╔══
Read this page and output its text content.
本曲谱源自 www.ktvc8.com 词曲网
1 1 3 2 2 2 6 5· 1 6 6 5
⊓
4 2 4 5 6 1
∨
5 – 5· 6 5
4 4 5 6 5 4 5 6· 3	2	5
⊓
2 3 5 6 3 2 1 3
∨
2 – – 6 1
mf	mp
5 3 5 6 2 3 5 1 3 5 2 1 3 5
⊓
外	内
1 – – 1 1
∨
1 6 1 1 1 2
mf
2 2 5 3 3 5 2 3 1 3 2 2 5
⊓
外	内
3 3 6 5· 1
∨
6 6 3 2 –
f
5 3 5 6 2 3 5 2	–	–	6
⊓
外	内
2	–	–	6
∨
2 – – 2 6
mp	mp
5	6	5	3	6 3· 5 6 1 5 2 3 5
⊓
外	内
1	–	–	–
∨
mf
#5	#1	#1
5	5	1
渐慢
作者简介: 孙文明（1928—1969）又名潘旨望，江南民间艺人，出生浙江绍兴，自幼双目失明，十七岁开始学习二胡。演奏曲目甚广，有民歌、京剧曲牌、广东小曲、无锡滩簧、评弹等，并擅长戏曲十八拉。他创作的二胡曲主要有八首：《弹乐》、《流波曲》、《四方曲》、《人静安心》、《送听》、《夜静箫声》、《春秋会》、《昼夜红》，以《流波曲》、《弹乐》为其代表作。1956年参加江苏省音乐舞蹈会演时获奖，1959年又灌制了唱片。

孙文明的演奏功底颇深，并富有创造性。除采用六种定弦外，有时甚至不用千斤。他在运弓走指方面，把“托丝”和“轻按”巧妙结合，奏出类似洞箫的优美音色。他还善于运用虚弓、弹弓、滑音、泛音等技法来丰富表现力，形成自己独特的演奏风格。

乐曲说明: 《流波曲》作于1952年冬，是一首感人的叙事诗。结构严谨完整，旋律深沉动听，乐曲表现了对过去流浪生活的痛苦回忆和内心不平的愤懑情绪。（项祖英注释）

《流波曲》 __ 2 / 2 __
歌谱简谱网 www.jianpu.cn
╚══
## Task to complete
Each line in the material above must be retyped without alteration.

## Solution for this task
Read this page and output its text content.
本曲谱源自 www.ktvc8.com 词曲网
1 1 3 2 2 2 6 5· 1 6 6 5
⊓
4 2 4 5 6 1
∨
5 – 5· 6 5
4 4 5 6 5 4 5 6· 3	2	5
⊓
2 3 5 6 3 2 1 3
∨
2 – – 6 1
mf	mp
5 3 5 6 2 3 5 1 3 5 2 1 3 5
⊓
外	内
1 – – 1 1
∨
1 6 1 1 1 2
mf
2 2 5 3 3 5 2 3 1 3 2 2 5
⊓
外	内
3 3 6 5· 1
∨
6 6 3 2 –
f
5 3 5 6 2 3 5 2	–	–	6
⊓
外	内
2	–	–	6
∨
2 – – 2 6
mp	mp
5	6	5	3	6 3· 5 6 1 5 2 3 5
⊓
外	内
1	–	–	–
∨
mf
#5	#1	#1
5	5	1
渐慢
作者简介: 孙文明（1928—1969）又名潘旨望，江南民间艺人，出生浙江绍兴，自幼双目失明，十七岁开始学习二胡。演奏曲目甚广，有民歌、京剧曲牌、广东小曲、无锡滩簧、评弹等，并擅长戏曲十八拉。他创作的二胡曲主要有八首：《弹乐》、《流波曲》、《四方曲》、《人静安心》、《送听》、《夜静箫声》、《春秋会》、《昼夜红》，以《流波曲》、《弹乐》为其代表作。1956年参加江苏省音乐舞蹈会演时获奖，1959年又灌制了唱片。

孙文明的演奏功底颇深，并富有创造性。除采用六种定弦外，有时甚至不用千斤。他在运弓走指方面，把“托丝”和“轻按”巧妙结合，奏出类似洞箫的优美音色。他还善于运用虚弓、弹弓、滑音、泛音等技法来丰富表现力，形成自己独特的演奏风格。

乐曲说明: 《流波曲》作于1952年冬，是一首感人的叙事诗。结构严谨完整，旋律深沉动听，乐曲表现了对过去流浪生活的痛苦回忆和内心不平的愤懑情绪。（项祖英注释）

《流波曲》 __ 2 / 2 __
歌谱简谱网 www.jianpu.cn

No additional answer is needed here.